### Provided records
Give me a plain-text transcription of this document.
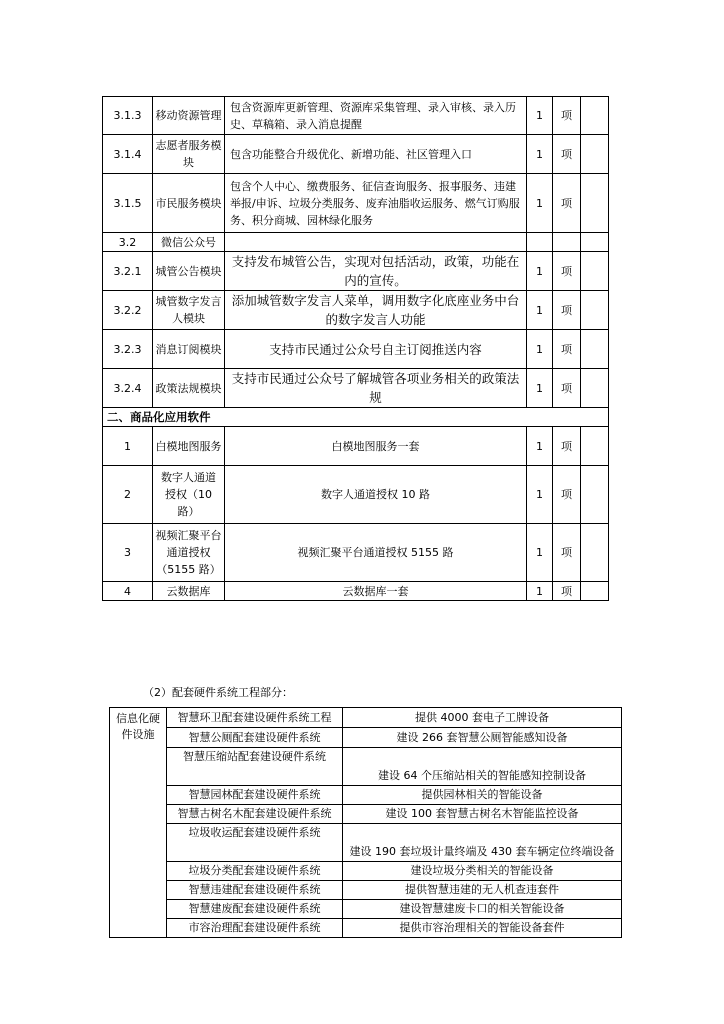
3.1.3	移动资源管理	包含资源库更新管理、资源库采集管理、录入审核、录入历史、草稿箱、录入消息提醒	1	项	
3.1.4	志愿者服务模块	包含功能整合升级优化、新增功能、社区管理入口	1	项	
3.1.5	市民服务模块	包含个人中心、缴费服务、征信查询服务、报事服务、违建举报/申诉、垃圾分类服务、废弃油脂收运服务、燃气订购服务、积分商城、园林绿化服务	1	项	
3.2	微信公众号				
3.2.1	城管公告模块	支持发布城管公告，实现对包括活动，政策，功能在内的宣传。	1	项	
3.2.2	城管数字发言人模块	添加城管数字发言人菜单，调用数字化底座业务中台的数字发言人功能	1	项	
3.2.3	消息订阅模块	支持市民通过公众号自主订阅推送内容	1	项	
3.2.4	政策法规模块	支持市民通过公众号了解城管各项业务相关的政策法规	1	项	
二、商品化应用软件					
1	白模地图服务	白模地图服务一套	1	项	
2	数字人通道授权（10路）	数字人通道授权 10 路	1	项	
3	视频汇聚平台通道授权（5155 路）	视频汇聚平台通道授权 5155 路	1	项	
4	云数据库	云数据库一套	1	项	
（2）配套硬件系统工程部分：
信息化硬件设施	智慧环卫配套建设硬件系统工程	提供 4000 套电子工牌设备
	智慧公厕配套建设硬件系统	建设 266 套智慧公厕智能感知设备
	智慧压缩站配套建设硬件系统	建设 64 个压缩站相关的智能感知控制设备
	智慧园林配套建设硬件系统	提供园林相关的智能设备
	智慧古树名木配套建设硬件系统	建设 100 套智慧古树名木智能监控设备
	垃圾收运配套建设硬件系统	建设 190 套垃圾计量终端及 430 套车辆定位终端设备
	垃圾分类配套建设硬件系统	建设垃圾分类相关的智能设备
	智慧违建配套建设硬件系统	提供智慧违建的无人机查违套件
	智慧建废配套建设硬件系统	建设智慧建废卡口的相关智能设备
	市容治理配套建设硬件系统	提供市容治理相关的智能设备套件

### The problem
Keep the pictures out of your copy, and repeat every entry above exactly.

### Answer to the exercise
Give me a plain-text transcription of this document.
3.1.3	移动资源管理	包含资源库更新管理、资源库采集管理、录入审核、录入历史、草稿箱、录入消息提醒	1	项	
3.1.4	志愿者服务模块	包含功能整合升级优化、新增功能、社区管理入口	1	项	
3.1.5	市民服务模块	包含个人中心、缴费服务、征信查询服务、报事服务、违建举报/申诉、垃圾分类服务、废弃油脂收运服务、燃气订购服务、积分商城、园林绿化服务	1	项	
3.2	微信公众号				
3.2.1	城管公告模块	支持发布城管公告，实现对包括活动，政策，功能在内的宣传。	1	项	
3.2.2	城管数字发言人模块	添加城管数字发言人菜单，调用数字化底座业务中台的数字发言人功能	1	项	
3.2.3	消息订阅模块	支持市民通过公众号自主订阅推送内容	1	项	
3.2.4	政策法规模块	支持市民通过公众号了解城管各项业务相关的政策法规	1	项	
二、商品化应用软件					
1	白模地图服务	白模地图服务一套	1	项	
2	数字人通道授权（10路）	数字人通道授权 10 路	1	项	
3	视频汇聚平台通道授权（5155 路）	视频汇聚平台通道授权 5155 路	1	项	
4	云数据库	云数据库一套	1	项	
（2）配套硬件系统工程部分：
信息化硬件设施	智慧环卫配套建设硬件系统工程	提供 4000 套电子工牌设备
	智慧公厕配套建设硬件系统	建设 266 套智慧公厕智能感知设备
	智慧压缩站配套建设硬件系统	建设 64 个压缩站相关的智能感知控制设备
	智慧园林配套建设硬件系统	提供园林相关的智能设备
	智慧古树名木配套建设硬件系统	建设 100 套智慧古树名木智能监控设备
	垃圾收运配套建设硬件系统	建设 190 套垃圾计量终端及 430 套车辆定位终端设备
	垃圾分类配套建设硬件系统	建设垃圾分类相关的智能设备
	智慧违建配套建设硬件系统	提供智慧违建的无人机查违套件
	智慧建废配套建设硬件系统	建设智慧建废卡口的相关智能设备
	市容治理配套建设硬件系统	提供市容治理相关的智能设备套件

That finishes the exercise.